* What the task requires *
Repeat each entry exactly and drop the pictures.

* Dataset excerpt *
##############################
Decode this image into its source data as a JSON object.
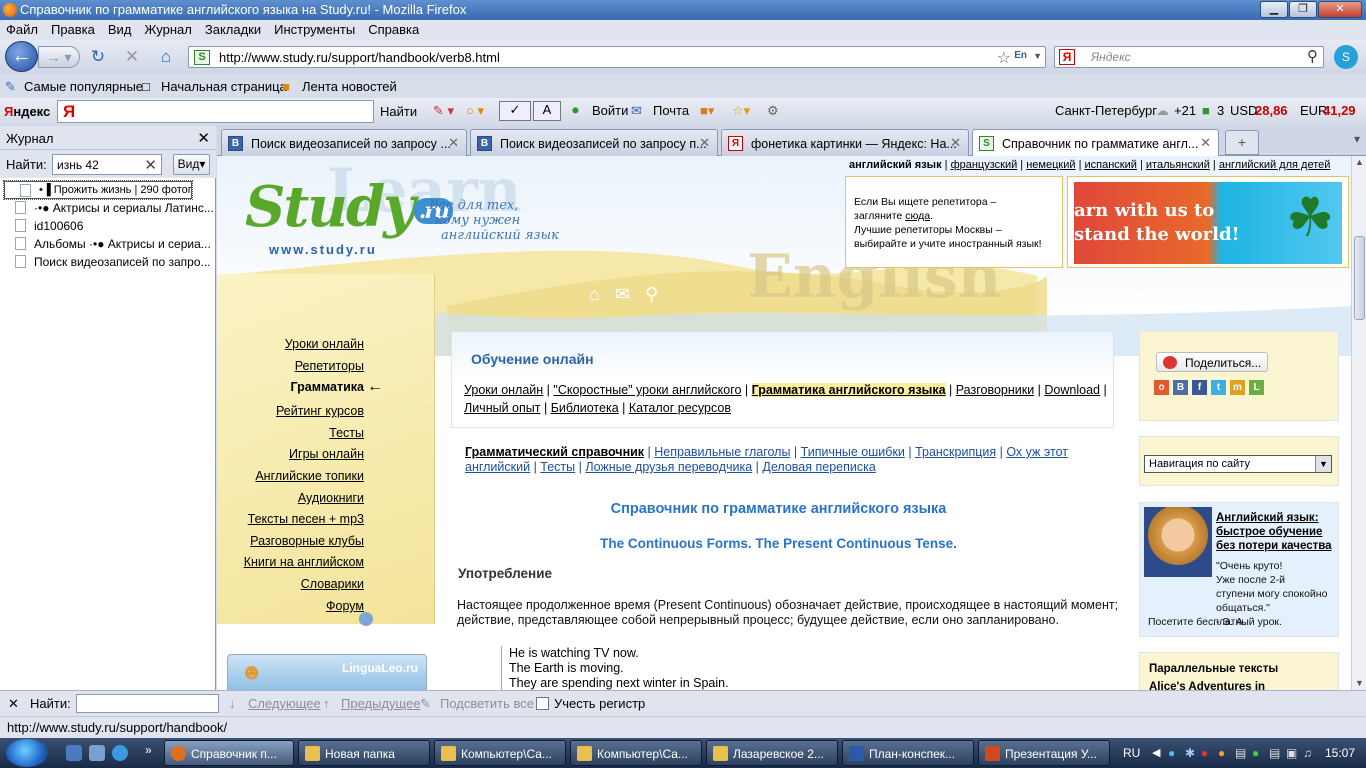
{
  "window": {
    "title": "Справочник по грамматике английского языка на Study.ru! - Mozilla Firefox",
    "min": "▁",
    "max": "❐",
    "close": "✕"
  },
  "menu": [
    "Файл",
    "Правка",
    "Вид",
    "Журнал",
    "Закладки",
    "Инструменты",
    "Справка"
  ],
  "nav": {
    "url": "http://www.study.ru/support/handbook/verb8.html",
    "lang_indicator": "En",
    "search_placeholder": "Яндекс",
    "yandex_logo_char": "Я"
  },
  "bookmarks": [
    "Самые популярные",
    "Начальная страница",
    "Лента новостей"
  ],
  "yandex_bar": {
    "label_ya": "Я",
    "label_rest": "ндекс",
    "find_button": "Найти",
    "mail": "Почта",
    "go": "Войти",
    "city": "Санкт-Петербург",
    "temp": "+21",
    "traffic": "3",
    "usd_label": "USD",
    "usd": "28,86",
    "eur_label": "EUR",
    "eur": "41,29"
  },
  "sidebar": {
    "title": "Журнал",
    "find_label": "Найти:",
    "find_value": "изнь 42",
    "view_button": "Вид",
    "items": [
      "•▐ Прожить жизнь | 290 фотог...",
      "·•● Актрисы и сериалы Латинс...",
      "id100606",
      "Альбомы ·•● Актрисы и сериа...",
      "Поиск видеозаписей по запро..."
    ]
  },
  "tabs": [
    {
      "icon": "В",
      "label": "Поиск видеозаписей по запросу ...",
      "active": false
    },
    {
      "icon": "В",
      "label": "Поиск видеозаписей по запросу п...",
      "active": false
    },
    {
      "icon": "Я",
      "label": "фонетика картинки — Яндекс: На...",
      "active": false
    },
    {
      "icon": "S",
      "label": "Справочник по грамматике англ...",
      "active": true
    }
  ],
  "page": {
    "logo": "Study",
    "logo_ru": ".ru",
    "logo_url": "www.study.ru",
    "slogan": [
      "Все для тех,",
      "кому нужен",
      "английский язык"
    ],
    "bg_words": [
      "Learn",
      "English"
    ],
    "languages": {
      "current": "английский язык",
      "others": [
        "французский",
        "немецкий",
        "испанский",
        "итальянский",
        "английский для детей"
      ]
    },
    "tutor_box": {
      "line1": "Если Вы ищете репетитора –",
      "line2_pre": "загляните ",
      "line2_link": "сюда",
      "line2_post": ".",
      "line3": "Лучшие репетиторы Москвы –",
      "line4": "выбирайте и учите иностранный язык!"
    },
    "banner_text": [
      "arn with us to",
      "stand the world!"
    ],
    "left_nav": [
      "Уроки онлайн",
      "Репетиторы",
      "Грамматика",
      "Рейтинг курсов",
      "Тесты",
      "Игры онлайн",
      "Английские топики",
      "Аудиокниги",
      "Тексты песен + mp3",
      "Разговорные клубы",
      "Книги на английском",
      "Словарики",
      "Форум"
    ],
    "left_nav_current_index": 2,
    "lingualeo": "LinguaLeo.ru",
    "online": {
      "title": "Обучение онлайн",
      "links_row1": [
        "Уроки онлайн",
        "\"Скоростные\" уроки английского",
        "Грамматика английского языка",
        "Разговорники",
        "Download"
      ],
      "links_row2": [
        "Личный опыт",
        "Библиотека",
        "Каталог ресурсов"
      ]
    },
    "sub_links": [
      "Грамматический справочник",
      "Неправильные глаголы",
      "Типичные ошибки",
      "Транскрипция",
      "Ох уж этот английский",
      "Тесты",
      "Ложные друзья переводчика",
      "Деловая переписка"
    ],
    "heading": "Справочник по грамматике английского языка",
    "subheading": "The Continuous Forms. The Present Continuous Tense.",
    "section": "Употребление",
    "paragraph": "Настоящее продолженное время (Present Continuous) обозначает действие, происходящее в настоящий момент; действие, представляющее собой непрерывный процесс; будущее действие, если оно запланировано.",
    "examples": [
      "He is watching TV now.",
      "The Earth is moving.",
      "They are spending next winter in Spain."
    ],
    "right": {
      "share": "Поделиться...",
      "nav_select": "Навигация по сайту",
      "promo_title": "Английский язык: быстрое обучение без потери качества",
      "promo_quote": "\"Очень круто!\nУже после 2-й\nступени могу спокойно общаться.\"",
      "promo_sign": "- Э. А.",
      "promo_cta": "Посетите бесплатный урок.",
      "parallel_title": "Параллельные тексты",
      "parallel_item": "Alice's Adventures in"
    }
  },
  "findbar": {
    "label": "Найти:",
    "next": "Следующее",
    "prev": "Предыдущее",
    "highlight": "Подсветить все",
    "matchcase": "Учесть регистр"
  },
  "status": "http://www.study.ru/support/handbook/",
  "taskbar": {
    "items": [
      {
        "label": "Справочник п...",
        "active": true
      },
      {
        "label": "Новая папка",
        "active": false
      },
      {
        "label": "Компьютер\\Са...",
        "active": false
      },
      {
        "label": "Компьютер\\Са...",
        "active": false
      },
      {
        "label": "Лазаревское 2...",
        "active": false
      },
      {
        "label": "План-конспек...",
        "active": false
      },
      {
        "label": "Презентация У...",
        "active": false
      }
    ],
    "lang": "RU",
    "time": "15:07"
  },
  "colors": {
    "accent_blue": "#2a74c8",
    "nav_yellow": "#fbf3c6",
    "link_blue": "#1d4fa0"
  }
}
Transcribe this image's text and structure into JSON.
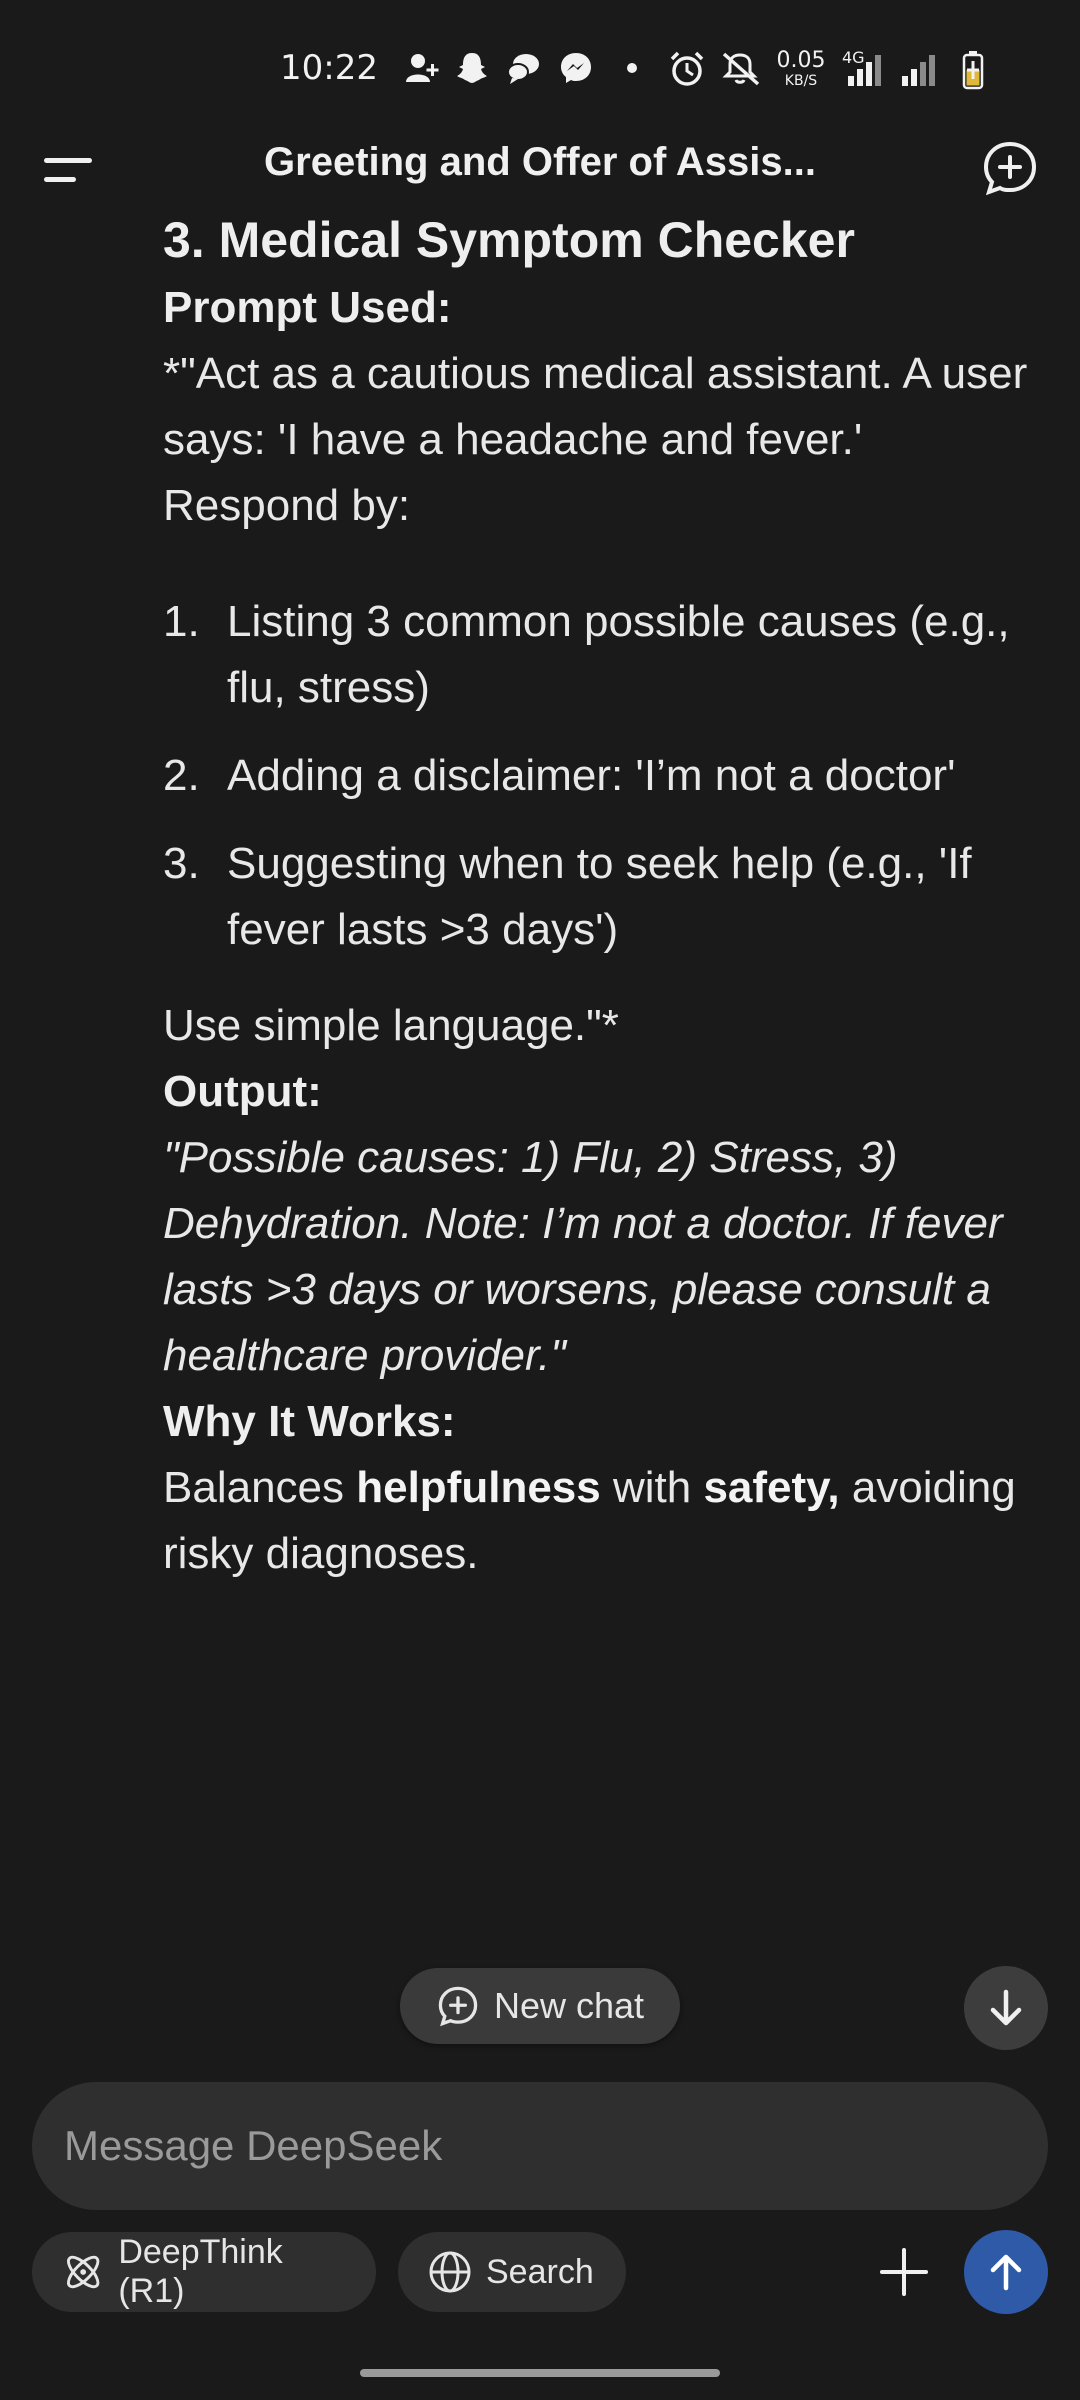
{
  "status_bar": {
    "time": "10:22",
    "net_rate": "0.05",
    "net_unit": "KB/S",
    "network_type": "4G",
    "icons": [
      "add-contact-icon",
      "snapchat-icon",
      "chat-bubble-icon",
      "messenger-icon",
      "dot-icon",
      "alarm-icon",
      "mute-icon",
      "signal-icon",
      "signal-icon",
      "battery-charging-icon"
    ]
  },
  "header": {
    "title": "Greeting and Offer of Assis..."
  },
  "message": {
    "section_heading": "3.  Medical Symptom Checker",
    "prompt_label": "Prompt Used:",
    "prompt_intro": "*\"Act as a cautious medical assistant.  A user says: 'I have a headache and fever.' Respond by:",
    "list": [
      {
        "num": "1.",
        "text": "Listing 3 common possible causes (e.g., flu, stress)"
      },
      {
        "num": "2.",
        "text": "Adding a disclaimer: 'I’m not a doctor'"
      },
      {
        "num": "3.",
        "text": "Suggesting when to seek help (e.g., 'If fever lasts >3 days')"
      }
    ],
    "prompt_outro": "Use simple language.\"*",
    "output_label": "Output:",
    "output_text": "\"Possible causes: 1) Flu, 2) Stress, 3) Dehydration.  Note: I’m not a doctor.  If fever lasts >3 days or worsens, please consult a healthcare provider.\"",
    "why_label": "Why It Works:",
    "why_prefix": "Balances ",
    "why_bold1": "helpfulness",
    "why_mid": " with ",
    "why_bold2": "safety,",
    "why_suffix": " avoiding risky diagnoses."
  },
  "floating": {
    "new_chat_label": "New chat"
  },
  "composer": {
    "placeholder": "Message DeepSeek",
    "value": "",
    "deepthink_label": "DeepThink (R1)",
    "search_label": "Search"
  },
  "colors": {
    "background": "#1a1a1a",
    "surface": "#2f2f2f",
    "accent": "#2e5aa8",
    "text": "#e8e8e8",
    "placeholder": "#9a9a9a"
  }
}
##############################
* Correct answer *
Decode this image into its source data as a JSON object.
{
  "window": {
    "title": "Справочник по грамматике английского языка на Study.ru! - Mozilla Firefox",
    "min": "▁",
    "max": "❐",
    "close": "✕"
  },
  "menu": [
    "Файл",
    "Правка",
    "Вид",
    "Журнал",
    "Закладки",
    "Инструменты",
    "Справка"
  ],
  "nav": {
    "url": "http://www.study.ru/support/handbook/verb8.html",
    "lang_indicator": "En",
    "search_placeholder": "Яндекс",
    "yandex_logo_char": "Я"
  },
  "bookmarks": [
    "Самые популярные",
    "Начальная страница",
    "Лента новостей"
  ],
  "yandex_bar": {
    "label_ya": "Я",
    "label_rest": "ндекс",
    "find_button": "Найти",
    "mail": "Почта",
    "go": "Войти",
    "city": "Санкт-Петербург",
    "temp": "+21",
    "traffic": "3",
    "usd_label": "USD",
    "usd": "28,86",
    "eur_label": "EUR",
    "eur": "41,29"
  },
  "sidebar": {
    "title": "Журнал",
    "find_label": "Найти:",
    "find_value": "изнь 42",
    "view_button": "Вид",
    "items": [
      "•▐ Прожить жизнь | 290 фотог...",
      "·•● Актрисы и сериалы Латинс...",
      "id100606",
      "Альбомы ·•● Актрисы и сериа...",
      "Поиск видеозаписей по запро..."
    ]
  },
  "tabs": [
    {
      "icon": "В",
      "label": "Поиск видеозаписей по запросу ...",
      "active": false
    },
    {
      "icon": "В",
      "label": "Поиск видеозаписей по запросу п...",
      "active": false
    },
    {
      "icon": "Я",
      "label": "фонетика картинки — Яндекс: На...",
      "active": false
    },
    {
      "icon": "S",
      "label": "Справочник по грамматике англ...",
      "active": true
    }
  ],
  "page": {
    "logo": "Study",
    "logo_ru": ".ru",
    "logo_url": "www.study.ru",
    "slogan": [
      "Все для тех,",
      "кому нужен",
      "английский язык"
    ],
    "bg_words": [
      "Learn",
      "English"
    ],
    "languages": {
      "current": "английский язык",
      "others": [
        "французский",
        "немецкий",
        "испанский",
        "итальянский",
        "английский для детей"
      ]
    },
    "tutor_box": {
      "line1": "Если Вы ищете репетитора –",
      "line2_pre": "загляните ",
      "line2_link": "сюда",
      "line2_post": ".",
      "line3": "Лучшие репетиторы Москвы –",
      "line4": "выбирайте и учите иностранный язык!"
    },
    "banner_text": [
      "arn with us to",
      "stand the world!"
    ],
    "left_nav": [
      "Уроки онлайн",
      "Репетиторы",
      "Грамматика",
      "Рейтинг курсов",
      "Тесты",
      "Игры онлайн",
      "Английские топики",
      "Аудиокниги",
      "Тексты песен + mp3",
      "Разговорные клубы",
      "Книги на английском",
      "Словарики",
      "Форум"
    ],
    "left_nav_current_index": 2,
    "lingualeo": "LinguaLeo.ru",
    "online": {
      "title": "Обучение онлайн",
      "links_row1": [
        "Уроки онлайн",
        "\"Скоростные\" уроки английского",
        "Грамматика английского языка",
        "Разговорники",
        "Download"
      ],
      "links_row2": [
        "Личный опыт",
        "Библиотека",
        "Каталог ресурсов"
      ]
    },
    "sub_links": [
      "Грамматический справочник",
      "Неправильные глаголы",
      "Типичные ошибки",
      "Транскрипция",
      "Ох уж этот английский",
      "Тесты",
      "Ложные друзья переводчика",
      "Деловая переписка"
    ],
    "heading": "Справочник по грамматике английского языка",
    "subheading": "The Continuous Forms. The Present Continuous Tense.",
    "section": "Употребление",
    "paragraph": "Настоящее продолженное время (Present Continuous) обозначает действие, происходящее в настоящий момент; действие, представляющее собой непрерывный процесс; будущее действие, если оно запланировано.",
    "examples": [
      "He is watching TV now.",
      "The Earth is moving.",
      "They are spending next winter in Spain."
    ],
    "right": {
      "share": "Поделиться...",
      "nav_select": "Навигация по сайту",
      "promo_title": "Английский язык: быстрое обучение без потери качества",
      "promo_quote": "\"Очень круто!\nУже после 2-й\nступени могу спокойно общаться.\"",
      "promo_sign": "- Э. А.",
      "promo_cta": "Посетите бесплатный урок.",
      "parallel_title": "Параллельные тексты",
      "parallel_item": "Alice's Adventures in"
    }
  },
  "findbar": {
    "label": "Найти:",
    "next": "Следующее",
    "prev": "Предыдущее",
    "highlight": "Подсветить все",
    "matchcase": "Учесть регистр"
  },
  "status": "http://www.study.ru/support/handbook/",
  "taskbar": {
    "items": [
      {
        "label": "Справочник п...",
        "active": true
      },
      {
        "label": "Новая папка",
        "active": false
      },
      {
        "label": "Компьютер\\Са...",
        "active": false
      },
      {
        "label": "Компьютер\\Са...",
        "active": false
      },
      {
        "label": "Лазаревское 2...",
        "active": false
      },
      {
        "label": "План-конспек...",
        "active": false
      },
      {
        "label": "Презентация У...",
        "active": false
      }
    ],
    "lang": "RU",
    "time": "15:07"
  },
  "colors": {
    "accent_blue": "#2a74c8",
    "nav_yellow": "#fbf3c6",
    "link_blue": "#1d4fa0"
  }
}
Transcribe this image's text and structure into JSON.
{
  "status_bar": {
    "time": "10:22",
    "net_rate": "0.05",
    "net_unit": "KB/S",
    "network_type": "4G",
    "icons": [
      "add-contact-icon",
      "snapchat-icon",
      "chat-bubble-icon",
      "messenger-icon",
      "dot-icon",
      "alarm-icon",
      "mute-icon",
      "signal-icon",
      "signal-icon",
      "battery-charging-icon"
    ]
  },
  "header": {
    "title": "Greeting and Offer of Assis..."
  },
  "message": {
    "section_heading": "3.  Medical Symptom Checker",
    "prompt_label": "Prompt Used:",
    "prompt_intro": "*\"Act as a cautious medical assistant.  A user says: 'I have a headache and fever.' Respond by:",
    "list": [
      {
        "num": "1.",
        "text": "Listing 3 common possible causes (e.g., flu, stress)"
      },
      {
        "num": "2.",
        "text": "Adding a disclaimer: 'I’m not a doctor'"
      },
      {
        "num": "3.",
        "text": "Suggesting when to seek help (e.g., 'If fever lasts >3 days')"
      }
    ],
    "prompt_outro": "Use simple language.\"*",
    "output_label": "Output:",
    "output_text": "\"Possible causes: 1) Flu, 2) Stress, 3) Dehydration.  Note: I’m not a doctor.  If fever lasts >3 days or worsens, please consult a healthcare provider.\"",
    "why_label": "Why It Works:",
    "why_prefix": "Balances ",
    "why_bold1": "helpfulness",
    "why_mid": " with ",
    "why_bold2": "safety,",
    "why_suffix": " avoiding risky diagnoses."
  },
  "floating": {
    "new_chat_label": "New chat"
  },
  "composer": {
    "placeholder": "Message DeepSeek",
    "value": "",
    "deepthink_label": "DeepThink (R1)",
    "search_label": "Search"
  },
  "colors": {
    "background": "#1a1a1a",
    "surface": "#2f2f2f",
    "accent": "#2e5aa8",
    "text": "#e8e8e8",
    "placeholder": "#9a9a9a"
  }
}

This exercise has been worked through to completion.